Task to complete: For this exercise, please find the lines in the entries that include the word "label" and copy them.

Records from a dataset
##############################
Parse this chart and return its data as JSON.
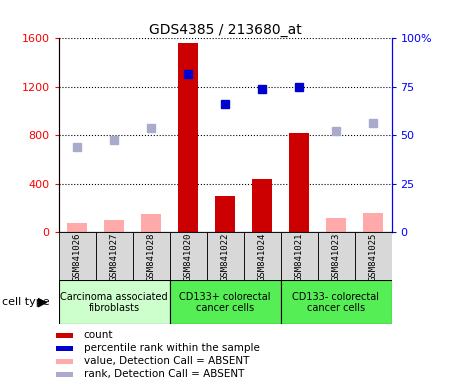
{
  "title": "GDS4385 / 213680_at",
  "samples": [
    "GSM841026",
    "GSM841027",
    "GSM841028",
    "GSM841020",
    "GSM841022",
    "GSM841024",
    "GSM841021",
    "GSM841023",
    "GSM841025"
  ],
  "count_values": [
    null,
    null,
    null,
    1560,
    300,
    440,
    820,
    null,
    null
  ],
  "count_absent_values": [
    80,
    100,
    150,
    null,
    null,
    null,
    null,
    120,
    160
  ],
  "percentile_values": [
    null,
    null,
    null,
    1310,
    1060,
    1185,
    1195,
    null,
    null
  ],
  "percentile_absent_values": [
    700,
    760,
    860,
    null,
    null,
    null,
    null,
    840,
    900
  ],
  "cell_types": [
    {
      "label": "Carcinoma associated\nfibroblasts",
      "start": 0,
      "end": 3,
      "color": "#ccffcc"
    },
    {
      "label": "CD133+ colorectal\ncancer cells",
      "start": 3,
      "end": 6,
      "color": "#55ee55"
    },
    {
      "label": "CD133- colorectal\ncancer cells",
      "start": 6,
      "end": 9,
      "color": "#55ee55"
    }
  ],
  "ylim_left": [
    0,
    1600
  ],
  "ylim_right": [
    0,
    100
  ],
  "yticks_left": [
    0,
    400,
    800,
    1200,
    1600
  ],
  "yticks_right": [
    0,
    25,
    50,
    75,
    100
  ],
  "bar_color_present": "#cc0000",
  "bar_color_absent": "#ffaaaa",
  "dot_color_present": "#0000cc",
  "dot_color_absent": "#aaaacc",
  "legend_items": [
    {
      "color": "#cc0000",
      "label": "count"
    },
    {
      "color": "#0000cc",
      "label": "percentile rank within the sample"
    },
    {
      "color": "#ffaaaa",
      "label": "value, Detection Call = ABSENT"
    },
    {
      "color": "#aaaacc",
      "label": "rank, Detection Call = ABSENT"
    }
  ]
}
##############################
Result below:
      "label": "Carcinoma associated\nfibroblasts",
      "label": "CD133+ colorectal\ncancer cells",
      "label": "CD133- colorectal\ncancer cells",
      "label": "count"
      "label": "percentile rank within the sample"
      "label": "value, Detection Call = ABSENT"
      "label": "rank, Detection Call = ABSENT"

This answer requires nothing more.